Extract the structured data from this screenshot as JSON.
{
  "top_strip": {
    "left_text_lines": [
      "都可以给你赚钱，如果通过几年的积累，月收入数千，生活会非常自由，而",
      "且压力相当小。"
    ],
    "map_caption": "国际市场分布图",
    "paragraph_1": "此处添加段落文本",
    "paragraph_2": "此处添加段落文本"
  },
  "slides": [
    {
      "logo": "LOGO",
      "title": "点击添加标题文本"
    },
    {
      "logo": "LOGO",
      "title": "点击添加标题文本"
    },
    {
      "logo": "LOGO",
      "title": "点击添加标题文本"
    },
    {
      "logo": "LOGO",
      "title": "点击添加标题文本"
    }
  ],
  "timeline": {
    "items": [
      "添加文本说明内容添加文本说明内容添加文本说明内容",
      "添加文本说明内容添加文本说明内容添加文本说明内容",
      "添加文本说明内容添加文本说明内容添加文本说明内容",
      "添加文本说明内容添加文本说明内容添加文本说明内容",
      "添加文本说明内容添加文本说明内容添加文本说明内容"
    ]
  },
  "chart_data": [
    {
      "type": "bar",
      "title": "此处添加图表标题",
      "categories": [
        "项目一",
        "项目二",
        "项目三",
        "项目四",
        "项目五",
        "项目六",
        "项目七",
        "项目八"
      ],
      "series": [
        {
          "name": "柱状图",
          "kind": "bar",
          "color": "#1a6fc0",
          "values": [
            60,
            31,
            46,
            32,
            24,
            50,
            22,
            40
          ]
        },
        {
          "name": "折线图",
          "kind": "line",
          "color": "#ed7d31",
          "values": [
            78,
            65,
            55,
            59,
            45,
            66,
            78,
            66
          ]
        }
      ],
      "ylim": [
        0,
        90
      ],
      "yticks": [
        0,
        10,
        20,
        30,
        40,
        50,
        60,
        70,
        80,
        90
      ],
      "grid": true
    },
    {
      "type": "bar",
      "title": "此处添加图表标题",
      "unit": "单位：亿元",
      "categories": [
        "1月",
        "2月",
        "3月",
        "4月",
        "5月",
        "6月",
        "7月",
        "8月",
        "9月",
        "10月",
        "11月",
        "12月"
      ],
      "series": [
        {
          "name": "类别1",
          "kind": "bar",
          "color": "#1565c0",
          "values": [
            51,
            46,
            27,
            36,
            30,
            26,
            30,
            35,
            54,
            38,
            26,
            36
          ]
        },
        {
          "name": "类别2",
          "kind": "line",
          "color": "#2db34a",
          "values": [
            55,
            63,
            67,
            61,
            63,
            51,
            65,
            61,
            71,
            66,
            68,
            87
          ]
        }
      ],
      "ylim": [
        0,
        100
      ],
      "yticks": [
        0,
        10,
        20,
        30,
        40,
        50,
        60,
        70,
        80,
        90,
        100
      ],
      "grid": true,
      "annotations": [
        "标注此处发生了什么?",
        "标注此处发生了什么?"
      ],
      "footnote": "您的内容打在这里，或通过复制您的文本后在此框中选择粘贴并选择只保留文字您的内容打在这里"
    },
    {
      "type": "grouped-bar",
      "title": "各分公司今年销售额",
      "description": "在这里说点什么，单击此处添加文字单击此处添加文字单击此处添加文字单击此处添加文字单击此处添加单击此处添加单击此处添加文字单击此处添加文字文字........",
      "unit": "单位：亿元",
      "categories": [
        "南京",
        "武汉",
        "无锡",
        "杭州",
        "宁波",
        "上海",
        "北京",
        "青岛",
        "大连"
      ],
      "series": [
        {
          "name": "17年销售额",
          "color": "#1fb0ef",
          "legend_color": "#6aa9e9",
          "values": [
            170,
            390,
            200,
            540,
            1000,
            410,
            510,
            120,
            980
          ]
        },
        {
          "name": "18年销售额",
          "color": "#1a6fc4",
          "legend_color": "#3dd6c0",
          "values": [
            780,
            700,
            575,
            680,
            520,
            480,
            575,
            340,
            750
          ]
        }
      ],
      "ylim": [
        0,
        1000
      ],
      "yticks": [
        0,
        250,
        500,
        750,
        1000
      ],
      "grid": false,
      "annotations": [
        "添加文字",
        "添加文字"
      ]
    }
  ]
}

· · ·

What is needed: All of the data needs to be reproduced exactly, with no line missing.

Written answer:
Extract the structured data from this screenshot as JSON.
{
  "top_strip": {
    "left_text_lines": [
      "都可以给你赚钱，如果通过几年的积累，月收入数千，生活会非常自由，而",
      "且压力相当小。"
    ],
    "map_caption": "国际市场分布图",
    "paragraph_1": "此处添加段落文本",
    "paragraph_2": "此处添加段落文本"
  },
  "slides": [
    {
      "logo": "LOGO",
      "title": "点击添加标题文本"
    },
    {
      "logo": "LOGO",
      "title": "点击添加标题文本"
    },
    {
      "logo": "LOGO",
      "title": "点击添加标题文本"
    },
    {
      "logo": "LOGO",
      "title": "点击添加标题文本"
    }
  ],
  "timeline": {
    "items": [
      "添加文本说明内容添加文本说明内容添加文本说明内容",
      "添加文本说明内容添加文本说明内容添加文本说明内容",
      "添加文本说明内容添加文本说明内容添加文本说明内容",
      "添加文本说明内容添加文本说明内容添加文本说明内容",
      "添加文本说明内容添加文本说明内容添加文本说明内容"
    ]
  },
  "chart_data": [
    {
      "type": "bar",
      "title": "此处添加图表标题",
      "categories": [
        "项目一",
        "项目二",
        "项目三",
        "项目四",
        "项目五",
        "项目六",
        "项目七",
        "项目八"
      ],
      "series": [
        {
          "name": "柱状图",
          "kind": "bar",
          "color": "#1a6fc0",
          "values": [
            60,
            31,
            46,
            32,
            24,
            50,
            22,
            40
          ]
        },
        {
          "name": "折线图",
          "kind": "line",
          "color": "#ed7d31",
          "values": [
            78,
            65,
            55,
            59,
            45,
            66,
            78,
            66
          ]
        }
      ],
      "ylim": [
        0,
        90
      ],
      "yticks": [
        0,
        10,
        20,
        30,
        40,
        50,
        60,
        70,
        80,
        90
      ],
      "grid": true
    },
    {
      "type": "bar",
      "title": "此处添加图表标题",
      "unit": "单位：亿元",
      "categories": [
        "1月",
        "2月",
        "3月",
        "4月",
        "5月",
        "6月",
        "7月",
        "8月",
        "9月",
        "10月",
        "11月",
        "12月"
      ],
      "series": [
        {
          "name": "类别1",
          "kind": "bar",
          "color": "#1565c0",
          "values": [
            51,
            46,
            27,
            36,
            30,
            26,
            30,
            35,
            54,
            38,
            26,
            36
          ]
        },
        {
          "name": "类别2",
          "kind": "line",
          "color": "#2db34a",
          "values": [
            55,
            63,
            67,
            61,
            63,
            51,
            65,
            61,
            71,
            66,
            68,
            87
          ]
        }
      ],
      "ylim": [
        0,
        100
      ],
      "yticks": [
        0,
        10,
        20,
        30,
        40,
        50,
        60,
        70,
        80,
        90,
        100
      ],
      "grid": true,
      "annotations": [
        "标注此处发生了什么?",
        "标注此处发生了什么?"
      ],
      "footnote": "您的内容打在这里，或通过复制您的文本后在此框中选择粘贴并选择只保留文字您的内容打在这里"
    },
    {
      "type": "grouped-bar",
      "title": "各分公司今年销售额",
      "description": "在这里说点什么，单击此处添加文字单击此处添加文字单击此处添加文字单击此处添加文字单击此处添加单击此处添加单击此处添加文字单击此处添加文字文字........",
      "unit": "单位：亿元",
      "categories": [
        "南京",
        "武汉",
        "无锡",
        "杭州",
        "宁波",
        "上海",
        "北京",
        "青岛",
        "大连"
      ],
      "series": [
        {
          "name": "17年销售额",
          "color": "#1fb0ef",
          "legend_color": "#6aa9e9",
          "values": [
            170,
            390,
            200,
            540,
            1000,
            410,
            510,
            120,
            980
          ]
        },
        {
          "name": "18年销售额",
          "color": "#1a6fc4",
          "legend_color": "#3dd6c0",
          "values": [
            780,
            700,
            575,
            680,
            520,
            480,
            575,
            340,
            750
          ]
        }
      ],
      "ylim": [
        0,
        1000
      ],
      "yticks": [
        0,
        250,
        500,
        750,
        1000
      ],
      "grid": false,
      "annotations": [
        "添加文字",
        "添加文字"
      ]
    }
  ]
}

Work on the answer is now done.